## [Data supplied]

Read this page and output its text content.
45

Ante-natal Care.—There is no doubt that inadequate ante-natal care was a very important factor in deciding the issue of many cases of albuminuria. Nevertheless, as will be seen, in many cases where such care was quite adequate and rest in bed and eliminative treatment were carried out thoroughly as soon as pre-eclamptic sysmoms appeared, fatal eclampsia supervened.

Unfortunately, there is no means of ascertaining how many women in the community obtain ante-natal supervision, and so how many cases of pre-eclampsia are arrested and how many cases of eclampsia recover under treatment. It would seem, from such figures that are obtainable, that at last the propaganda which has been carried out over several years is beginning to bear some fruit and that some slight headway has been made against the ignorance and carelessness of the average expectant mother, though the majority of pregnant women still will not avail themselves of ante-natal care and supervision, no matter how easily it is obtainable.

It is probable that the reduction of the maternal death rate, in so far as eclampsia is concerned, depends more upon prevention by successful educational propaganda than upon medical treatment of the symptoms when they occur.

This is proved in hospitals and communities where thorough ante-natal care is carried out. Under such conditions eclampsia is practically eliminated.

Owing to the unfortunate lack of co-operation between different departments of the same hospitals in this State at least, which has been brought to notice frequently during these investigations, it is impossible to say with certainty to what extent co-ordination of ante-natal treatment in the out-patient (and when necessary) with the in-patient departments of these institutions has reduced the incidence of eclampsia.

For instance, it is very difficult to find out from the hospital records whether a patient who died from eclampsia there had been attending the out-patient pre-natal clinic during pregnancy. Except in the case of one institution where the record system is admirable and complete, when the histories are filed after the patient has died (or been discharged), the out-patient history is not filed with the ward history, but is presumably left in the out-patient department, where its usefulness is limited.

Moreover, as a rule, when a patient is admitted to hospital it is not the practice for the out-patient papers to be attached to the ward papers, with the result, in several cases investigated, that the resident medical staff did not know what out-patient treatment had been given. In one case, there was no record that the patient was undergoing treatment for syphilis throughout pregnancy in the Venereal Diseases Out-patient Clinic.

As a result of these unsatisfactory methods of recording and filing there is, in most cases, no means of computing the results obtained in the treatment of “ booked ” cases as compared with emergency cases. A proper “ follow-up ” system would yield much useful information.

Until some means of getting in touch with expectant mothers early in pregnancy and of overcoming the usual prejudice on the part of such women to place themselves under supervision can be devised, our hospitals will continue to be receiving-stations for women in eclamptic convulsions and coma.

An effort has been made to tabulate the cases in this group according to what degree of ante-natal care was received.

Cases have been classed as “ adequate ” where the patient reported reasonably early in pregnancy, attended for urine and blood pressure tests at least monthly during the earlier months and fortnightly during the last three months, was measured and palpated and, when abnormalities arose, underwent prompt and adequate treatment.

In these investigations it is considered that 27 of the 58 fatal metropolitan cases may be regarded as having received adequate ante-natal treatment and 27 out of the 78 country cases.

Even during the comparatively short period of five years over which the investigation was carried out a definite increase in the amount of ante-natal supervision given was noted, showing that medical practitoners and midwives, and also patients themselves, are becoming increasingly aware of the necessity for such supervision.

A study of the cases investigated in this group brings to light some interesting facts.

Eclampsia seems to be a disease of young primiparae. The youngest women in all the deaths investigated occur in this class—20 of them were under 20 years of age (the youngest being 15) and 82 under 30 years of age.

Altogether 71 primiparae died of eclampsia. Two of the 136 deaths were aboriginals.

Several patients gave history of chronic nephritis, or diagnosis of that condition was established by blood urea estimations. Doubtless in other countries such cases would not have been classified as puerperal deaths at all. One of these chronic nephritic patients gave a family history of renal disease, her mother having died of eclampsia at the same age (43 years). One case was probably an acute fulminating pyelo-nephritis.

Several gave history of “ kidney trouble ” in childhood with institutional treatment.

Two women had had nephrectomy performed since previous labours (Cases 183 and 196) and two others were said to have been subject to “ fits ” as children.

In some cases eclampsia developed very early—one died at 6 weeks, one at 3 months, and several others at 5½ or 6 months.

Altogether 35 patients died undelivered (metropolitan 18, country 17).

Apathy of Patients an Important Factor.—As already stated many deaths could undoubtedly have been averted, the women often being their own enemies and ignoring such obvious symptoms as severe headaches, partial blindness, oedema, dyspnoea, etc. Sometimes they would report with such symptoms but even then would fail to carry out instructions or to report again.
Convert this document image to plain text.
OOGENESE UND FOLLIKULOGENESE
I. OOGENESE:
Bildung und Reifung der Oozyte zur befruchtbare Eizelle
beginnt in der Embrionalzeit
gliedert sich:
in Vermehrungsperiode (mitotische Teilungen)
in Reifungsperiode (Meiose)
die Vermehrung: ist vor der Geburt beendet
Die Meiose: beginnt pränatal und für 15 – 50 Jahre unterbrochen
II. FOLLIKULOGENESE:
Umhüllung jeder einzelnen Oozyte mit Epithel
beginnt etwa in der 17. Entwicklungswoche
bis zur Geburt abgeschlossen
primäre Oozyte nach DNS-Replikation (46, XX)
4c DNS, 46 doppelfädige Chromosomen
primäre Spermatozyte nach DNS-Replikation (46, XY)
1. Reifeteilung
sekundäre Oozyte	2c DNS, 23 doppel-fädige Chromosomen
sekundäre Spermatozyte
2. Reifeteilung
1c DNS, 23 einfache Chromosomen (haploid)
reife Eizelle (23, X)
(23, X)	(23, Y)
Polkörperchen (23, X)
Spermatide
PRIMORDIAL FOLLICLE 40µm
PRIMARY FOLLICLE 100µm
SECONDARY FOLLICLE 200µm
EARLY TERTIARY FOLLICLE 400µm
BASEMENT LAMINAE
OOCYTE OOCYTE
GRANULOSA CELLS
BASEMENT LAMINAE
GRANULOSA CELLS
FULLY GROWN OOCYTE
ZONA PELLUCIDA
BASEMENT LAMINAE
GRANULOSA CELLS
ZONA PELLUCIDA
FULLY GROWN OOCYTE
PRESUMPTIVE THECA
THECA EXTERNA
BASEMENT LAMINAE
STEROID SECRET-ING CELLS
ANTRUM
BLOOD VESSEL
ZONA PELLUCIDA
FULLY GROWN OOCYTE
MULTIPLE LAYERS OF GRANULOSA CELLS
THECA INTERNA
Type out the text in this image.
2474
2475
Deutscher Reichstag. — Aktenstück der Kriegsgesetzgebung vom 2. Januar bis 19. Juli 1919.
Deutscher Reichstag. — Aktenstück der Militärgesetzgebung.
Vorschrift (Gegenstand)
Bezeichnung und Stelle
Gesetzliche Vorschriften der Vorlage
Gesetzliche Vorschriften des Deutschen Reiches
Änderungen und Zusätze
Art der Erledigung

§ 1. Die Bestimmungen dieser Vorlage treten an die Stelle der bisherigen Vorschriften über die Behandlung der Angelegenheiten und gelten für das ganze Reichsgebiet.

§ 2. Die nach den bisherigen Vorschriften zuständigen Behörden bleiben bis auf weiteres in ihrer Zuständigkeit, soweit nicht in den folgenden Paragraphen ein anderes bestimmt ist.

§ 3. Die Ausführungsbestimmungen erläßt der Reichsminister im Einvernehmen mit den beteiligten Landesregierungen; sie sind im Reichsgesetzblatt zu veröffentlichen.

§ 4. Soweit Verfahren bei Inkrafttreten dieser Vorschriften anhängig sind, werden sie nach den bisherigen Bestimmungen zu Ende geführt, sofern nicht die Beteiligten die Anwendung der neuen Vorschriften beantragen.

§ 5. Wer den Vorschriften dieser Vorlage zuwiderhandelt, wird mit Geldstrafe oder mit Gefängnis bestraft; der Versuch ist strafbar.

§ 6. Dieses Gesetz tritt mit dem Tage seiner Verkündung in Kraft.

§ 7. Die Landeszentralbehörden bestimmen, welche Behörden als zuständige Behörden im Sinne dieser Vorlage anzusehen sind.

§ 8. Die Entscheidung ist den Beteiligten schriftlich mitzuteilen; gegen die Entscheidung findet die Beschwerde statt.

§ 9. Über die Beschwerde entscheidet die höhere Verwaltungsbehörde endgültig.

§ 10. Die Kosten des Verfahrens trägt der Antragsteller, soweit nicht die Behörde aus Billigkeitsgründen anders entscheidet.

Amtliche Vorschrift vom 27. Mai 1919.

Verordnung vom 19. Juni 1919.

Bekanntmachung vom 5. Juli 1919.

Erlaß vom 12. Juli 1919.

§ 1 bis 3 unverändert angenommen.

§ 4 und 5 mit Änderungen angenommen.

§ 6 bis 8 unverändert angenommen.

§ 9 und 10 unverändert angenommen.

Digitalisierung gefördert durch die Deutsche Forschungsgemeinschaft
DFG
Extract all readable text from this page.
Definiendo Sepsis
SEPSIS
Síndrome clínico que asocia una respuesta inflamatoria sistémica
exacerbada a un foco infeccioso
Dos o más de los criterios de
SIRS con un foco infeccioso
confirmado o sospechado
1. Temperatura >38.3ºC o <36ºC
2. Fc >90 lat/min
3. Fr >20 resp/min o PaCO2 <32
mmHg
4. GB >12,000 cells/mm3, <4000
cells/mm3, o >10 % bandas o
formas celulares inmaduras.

## [Work instruction]
Copy out the lines above that hold the string "Replikation".

## [Solution for this task]
primäre Oozyte nach DNS-Replikation (46, XX)
primäre Spermatozyte nach DNS-Replikation (46, XY)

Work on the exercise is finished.